■ **Teks Dokumen**
Permasalahan utama yang akan dijawab dalam penelitian ini adalah untuk menghasilkan produk biodiesel dari minyak jelantah dengan menggunakan methanol sebagai pensuplai gugus metil ester. Untuk menjawab permasalahan tersebut dilakukan dengan menjawab detail permasalahan sebagai berikut: 1. Bagaiamana membuat biodiesel dari minyak jelantah dengan menggunakan metil asetat sebagai pensuplai gugus metil pengganti metanol 2. Bagaimana karakteristik biodiesel minyak jelantah yang dibuat dengan metil asetat sebagai pensuplai gugus metil pengganti metanol. 3. Apa kelebihan dari biodiesel yang dihasilkan jika dibuat menggunakan metil asetat dibandingkan dengan biodiesel yang dibuat dengan metanol

1.3 Tujuan Penelitian


1. Mengkonversikan minyak nabati menjadi ester ( metil ester melalui proses gabungan esterifikasi dan transesterifikasi). 2. Mempelajari pengaruh dari penggunaan metil asetat sebagai pensuplai gugus metal terhadap produk ester ( metal ester ) yang dihasilkan beserta karakteristiknya. 3. Mempelajari potensi minyak jelantah sebagai biodiesel.

■ **Kumpulan Data**
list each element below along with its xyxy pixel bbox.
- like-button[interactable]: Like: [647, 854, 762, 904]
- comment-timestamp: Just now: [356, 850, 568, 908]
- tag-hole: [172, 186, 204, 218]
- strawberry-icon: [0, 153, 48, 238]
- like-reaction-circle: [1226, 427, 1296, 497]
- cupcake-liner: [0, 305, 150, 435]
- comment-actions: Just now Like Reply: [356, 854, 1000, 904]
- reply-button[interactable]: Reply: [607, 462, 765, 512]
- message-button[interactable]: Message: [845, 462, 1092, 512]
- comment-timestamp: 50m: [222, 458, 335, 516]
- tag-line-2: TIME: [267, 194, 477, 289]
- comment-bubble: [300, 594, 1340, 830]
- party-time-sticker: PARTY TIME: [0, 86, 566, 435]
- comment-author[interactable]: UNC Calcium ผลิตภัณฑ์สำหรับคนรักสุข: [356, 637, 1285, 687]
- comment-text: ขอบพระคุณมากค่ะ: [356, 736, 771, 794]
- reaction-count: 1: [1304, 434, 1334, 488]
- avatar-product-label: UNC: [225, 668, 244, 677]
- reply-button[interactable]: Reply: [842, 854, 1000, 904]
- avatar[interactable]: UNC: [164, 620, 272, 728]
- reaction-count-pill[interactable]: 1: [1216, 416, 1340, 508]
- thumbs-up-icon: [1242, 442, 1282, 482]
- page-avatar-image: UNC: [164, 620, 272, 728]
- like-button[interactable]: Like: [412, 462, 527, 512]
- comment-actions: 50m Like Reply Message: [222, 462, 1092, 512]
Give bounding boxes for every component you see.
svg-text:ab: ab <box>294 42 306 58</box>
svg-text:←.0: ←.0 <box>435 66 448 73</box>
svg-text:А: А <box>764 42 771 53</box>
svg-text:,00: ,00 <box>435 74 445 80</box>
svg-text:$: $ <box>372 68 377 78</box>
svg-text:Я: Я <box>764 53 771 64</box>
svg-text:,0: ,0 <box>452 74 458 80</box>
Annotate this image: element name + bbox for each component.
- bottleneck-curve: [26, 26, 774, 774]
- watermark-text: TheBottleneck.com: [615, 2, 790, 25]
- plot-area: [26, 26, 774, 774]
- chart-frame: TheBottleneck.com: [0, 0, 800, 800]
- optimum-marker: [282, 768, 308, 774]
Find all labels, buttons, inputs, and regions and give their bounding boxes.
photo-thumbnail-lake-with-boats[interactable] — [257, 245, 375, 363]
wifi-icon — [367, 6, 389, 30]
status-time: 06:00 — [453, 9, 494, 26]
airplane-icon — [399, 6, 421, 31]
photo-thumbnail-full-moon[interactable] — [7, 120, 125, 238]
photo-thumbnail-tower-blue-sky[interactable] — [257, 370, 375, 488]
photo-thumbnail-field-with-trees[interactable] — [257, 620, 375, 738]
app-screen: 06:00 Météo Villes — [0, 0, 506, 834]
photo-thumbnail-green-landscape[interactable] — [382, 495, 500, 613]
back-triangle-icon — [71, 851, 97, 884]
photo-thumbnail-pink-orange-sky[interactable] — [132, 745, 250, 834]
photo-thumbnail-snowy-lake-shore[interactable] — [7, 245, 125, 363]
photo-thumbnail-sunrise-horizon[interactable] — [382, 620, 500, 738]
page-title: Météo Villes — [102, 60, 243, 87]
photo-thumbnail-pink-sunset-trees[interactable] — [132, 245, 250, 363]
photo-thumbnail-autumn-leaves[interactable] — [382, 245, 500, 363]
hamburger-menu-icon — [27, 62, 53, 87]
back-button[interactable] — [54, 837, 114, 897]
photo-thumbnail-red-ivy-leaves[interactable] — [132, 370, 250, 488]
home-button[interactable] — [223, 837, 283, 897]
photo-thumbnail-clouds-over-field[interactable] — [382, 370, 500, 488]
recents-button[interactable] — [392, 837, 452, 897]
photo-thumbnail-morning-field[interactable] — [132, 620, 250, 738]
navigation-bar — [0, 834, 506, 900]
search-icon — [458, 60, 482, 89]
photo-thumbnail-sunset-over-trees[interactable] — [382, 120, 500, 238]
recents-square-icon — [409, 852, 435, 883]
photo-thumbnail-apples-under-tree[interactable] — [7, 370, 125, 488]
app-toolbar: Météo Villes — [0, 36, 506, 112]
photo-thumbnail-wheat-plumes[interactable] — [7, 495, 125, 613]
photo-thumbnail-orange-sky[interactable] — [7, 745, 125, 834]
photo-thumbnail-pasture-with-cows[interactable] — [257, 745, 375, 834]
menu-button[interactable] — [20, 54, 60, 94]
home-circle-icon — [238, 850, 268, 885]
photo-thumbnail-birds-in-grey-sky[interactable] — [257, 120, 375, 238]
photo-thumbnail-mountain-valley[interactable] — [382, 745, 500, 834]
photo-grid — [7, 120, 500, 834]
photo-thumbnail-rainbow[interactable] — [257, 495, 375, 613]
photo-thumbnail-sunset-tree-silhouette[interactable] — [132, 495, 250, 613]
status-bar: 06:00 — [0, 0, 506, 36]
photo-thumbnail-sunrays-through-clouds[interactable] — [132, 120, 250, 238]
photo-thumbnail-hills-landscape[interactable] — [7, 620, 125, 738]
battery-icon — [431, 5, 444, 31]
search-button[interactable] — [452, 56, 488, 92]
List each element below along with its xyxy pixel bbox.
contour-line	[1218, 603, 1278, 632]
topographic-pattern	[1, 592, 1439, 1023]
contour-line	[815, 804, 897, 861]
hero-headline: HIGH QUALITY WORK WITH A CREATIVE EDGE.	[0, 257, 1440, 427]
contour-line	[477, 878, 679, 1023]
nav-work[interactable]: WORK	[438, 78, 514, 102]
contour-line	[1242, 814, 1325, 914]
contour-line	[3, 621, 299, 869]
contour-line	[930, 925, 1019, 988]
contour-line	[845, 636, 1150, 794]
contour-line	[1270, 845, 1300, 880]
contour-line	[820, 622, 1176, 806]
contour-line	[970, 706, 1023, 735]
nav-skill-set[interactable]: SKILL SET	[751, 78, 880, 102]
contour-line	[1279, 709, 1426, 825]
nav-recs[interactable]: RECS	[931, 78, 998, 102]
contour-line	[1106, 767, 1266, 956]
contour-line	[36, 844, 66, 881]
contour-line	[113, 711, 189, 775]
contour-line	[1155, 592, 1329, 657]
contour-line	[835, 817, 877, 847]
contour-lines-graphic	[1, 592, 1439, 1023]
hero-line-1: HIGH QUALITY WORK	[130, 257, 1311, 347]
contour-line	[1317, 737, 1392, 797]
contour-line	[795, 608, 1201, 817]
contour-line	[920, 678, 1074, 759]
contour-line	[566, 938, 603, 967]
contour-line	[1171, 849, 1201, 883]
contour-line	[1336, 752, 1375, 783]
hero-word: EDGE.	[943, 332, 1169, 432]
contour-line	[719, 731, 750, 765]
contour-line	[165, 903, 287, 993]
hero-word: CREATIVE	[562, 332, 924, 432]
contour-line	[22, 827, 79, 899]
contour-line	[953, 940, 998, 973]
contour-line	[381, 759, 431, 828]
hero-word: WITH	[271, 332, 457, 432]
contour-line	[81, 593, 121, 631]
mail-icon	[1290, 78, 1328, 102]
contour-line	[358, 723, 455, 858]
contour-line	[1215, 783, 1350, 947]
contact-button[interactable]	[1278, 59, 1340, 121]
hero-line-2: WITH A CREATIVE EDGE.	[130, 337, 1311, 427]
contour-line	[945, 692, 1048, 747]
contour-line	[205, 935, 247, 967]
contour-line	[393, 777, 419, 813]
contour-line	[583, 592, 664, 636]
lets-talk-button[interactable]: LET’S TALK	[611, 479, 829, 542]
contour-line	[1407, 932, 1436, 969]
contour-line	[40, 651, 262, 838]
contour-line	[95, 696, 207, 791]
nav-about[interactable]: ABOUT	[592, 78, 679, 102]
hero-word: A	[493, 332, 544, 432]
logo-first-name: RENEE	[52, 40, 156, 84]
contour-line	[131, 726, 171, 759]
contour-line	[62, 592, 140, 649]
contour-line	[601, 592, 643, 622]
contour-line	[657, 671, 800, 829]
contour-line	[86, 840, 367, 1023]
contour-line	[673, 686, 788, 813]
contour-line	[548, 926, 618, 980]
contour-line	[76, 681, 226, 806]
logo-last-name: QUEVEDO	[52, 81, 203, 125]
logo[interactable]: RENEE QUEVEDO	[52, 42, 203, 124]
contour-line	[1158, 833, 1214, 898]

■ **Soal 1**
Apakah setiap pernyataan berikut sesuai dengan teks tentang biodiesel minyak jelantah? Jawab ya atau tidak untuk masing-masing, sertakan kutipan persis dari teks yang menjadi penentunya.
(a) Salah satu tujuan penelitian adalah mempelajari potensi minyak jelantah sebagai biodiesel.
(b) Konversi minyak nabati menjadi ester dilakukan hanya melalui proses transesterifikasi.
(c) Salah satu rincian permasalahan menanyakan kelebihan biodiesel yang dibuat dengan metil asetat dibandingkan dengan biodiesel yang dibuat dengan metanol.
■ **Soal 2**
Apa saja tujuan penelitian yang dicantumkan dalam teks tentang biodiesel minyak jelantah? Sebutkan semuanya.
■ **Soal 3**
Lanjutkan teks tentang biodiesel minyak jelantah mulai dari bagian terakhirnya.

■ **Jawaban Tertulis 1**
(a) Ya: "Mempelajari potensi minyak jelantah sebagai biodiesel."
(b) Tidak: "melalui proses gabungan esterifikasi dan transesterifikasi"
(c) Ya: "Apa kelebihan dari biodiesel yang dihasilkan jika dibuat menggunakan metil asetat dibandingkan dengan biodiesel yang dibuat dengan metanol"

■ **Jawaban Tertulis 2**
1. Mengonversikan minyak nabati menjadi ester (metil ester) melalui proses gabungan esterifikasi dan transesterifikasi.
2. Mempelajari pengaruh penggunaan metil asetat terhadap produk ester yang dihasilkan beserta karakteristiknya.
3. Mempelajari potensi minyak jelantah sebagai biodiesel.

■ **Jawaban Tertulis 3**
1.4 Batasan Masalah


Dalam penelitian ini, pembatasan terhadap masalah yang akan dibahas adalah sebagai berikut: 1. 2. Minyak nabati yang digunakan penelitian ini adalah minyak jelantah rumah tangga. Proses pembuatan biodiesel dilakukan melalui proses gabungan esterifikasi dan transesterifikasi dengan menggunakan metil asetat sebagai pensuplai gugus metil dan NaOH sebagai katalis. 3. Pengujian karakteristik yang dilakukan, yaitu: Densitas atau massa jenis biodiesel, Flash point, dan Kandungan Air.